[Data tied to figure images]
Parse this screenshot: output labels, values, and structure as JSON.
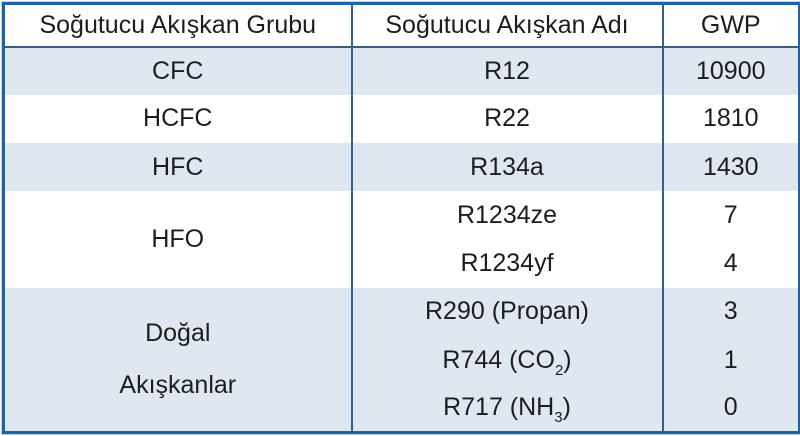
{
  "table": {
    "headers": [
      "Soğutucu Akışkan Grubu",
      "Soğutucu Akışkan Adı",
      "GWP"
    ],
    "groups": [
      {
        "label": "CFC",
        "refrigerants": [
          {
            "name": "R12",
            "gwp": "10900"
          }
        ]
      },
      {
        "label": "HCFC",
        "refrigerants": [
          {
            "name": "R22",
            "gwp": "1810"
          }
        ]
      },
      {
        "label": "HFC",
        "refrigerants": [
          {
            "name": "R134a",
            "gwp": "1430"
          }
        ]
      },
      {
        "label": "HFO",
        "refrigerants": [
          {
            "name": "R1234ze",
            "gwp": "7"
          },
          {
            "name": "R1234yf",
            "gwp": "4"
          }
        ]
      },
      {
        "label_line1": "Doğal",
        "label_line2": "Akışkanlar",
        "refrigerants": [
          {
            "name": "R290 (Propan)",
            "gwp": "3"
          },
          {
            "name_base": "R744 (CO",
            "name_subscript": "2",
            "name_suffix": ")",
            "gwp": "1"
          },
          {
            "name_base": "R717 (NH",
            "name_subscript": "3",
            "name_suffix": ")",
            "gwp": "0"
          }
        ]
      }
    ]
  },
  "colors": {
    "outer_border": "#1c63ab",
    "grid_line": "#30608e",
    "alt_row_background": "#dfe7f1",
    "row_background": "#ffffff",
    "text": "#1d1d1f"
  },
  "chart_data": {
    "type": "table",
    "title": "",
    "columns": [
      "Soğutucu Akışkan Grubu",
      "Soğutucu Akışkan Adı",
      "GWP"
    ],
    "rows": [
      [
        "CFC",
        "R12",
        10900
      ],
      [
        "HCFC",
        "R22",
        1810
      ],
      [
        "HFC",
        "R134a",
        1430
      ],
      [
        "HFO",
        "R1234ze",
        7
      ],
      [
        "HFO",
        "R1234yf",
        4
      ],
      [
        "Doğal Akışkanlar",
        "R290 (Propan)",
        3
      ],
      [
        "Doğal Akışkanlar",
        "R744 (CO₂)",
        1
      ],
      [
        "Doğal Akışkanlar",
        "R717 (NH₃)",
        0
      ]
    ]
  }
}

> **Instruction**
Will you restate every entry word for word and omit the images?

> **Exercise output**
Parse this screenshot: output labels, values, and structure as JSON.
{
  "table": {
    "headers": [
      "Soğutucu Akışkan Grubu",
      "Soğutucu Akışkan Adı",
      "GWP"
    ],
    "groups": [
      {
        "label": "CFC",
        "refrigerants": [
          {
            "name": "R12",
            "gwp": "10900"
          }
        ]
      },
      {
        "label": "HCFC",
        "refrigerants": [
          {
            "name": "R22",
            "gwp": "1810"
          }
        ]
      },
      {
        "label": "HFC",
        "refrigerants": [
          {
            "name": "R134a",
            "gwp": "1430"
          }
        ]
      },
      {
        "label": "HFO",
        "refrigerants": [
          {
            "name": "R1234ze",
            "gwp": "7"
          },
          {
            "name": "R1234yf",
            "gwp": "4"
          }
        ]
      },
      {
        "label_line1": "Doğal",
        "label_line2": "Akışkanlar",
        "refrigerants": [
          {
            "name": "R290 (Propan)",
            "gwp": "3"
          },
          {
            "name_base": "R744 (CO",
            "name_subscript": "2",
            "name_suffix": ")",
            "gwp": "1"
          },
          {
            "name_base": "R717 (NH",
            "name_subscript": "3",
            "name_suffix": ")",
            "gwp": "0"
          }
        ]
      }
    ]
  },
  "colors": {
    "outer_border": "#1c63ab",
    "grid_line": "#30608e",
    "alt_row_background": "#dfe7f1",
    "row_background": "#ffffff",
    "text": "#1d1d1f"
  },
  "chart_data": {
    "type": "table",
    "title": "",
    "columns": [
      "Soğutucu Akışkan Grubu",
      "Soğutucu Akışkan Adı",
      "GWP"
    ],
    "rows": [
      [
        "CFC",
        "R12",
        10900
      ],
      [
        "HCFC",
        "R22",
        1810
      ],
      [
        "HFC",
        "R134a",
        1430
      ],
      [
        "HFO",
        "R1234ze",
        7
      ],
      [
        "HFO",
        "R1234yf",
        4
      ],
      [
        "Doğal Akışkanlar",
        "R290 (Propan)",
        3
      ],
      [
        "Doğal Akışkanlar",
        "R744 (CO₂)",
        1
      ],
      [
        "Doğal Akışkanlar",
        "R717 (NH₃)",
        0
      ]
    ]
  }
}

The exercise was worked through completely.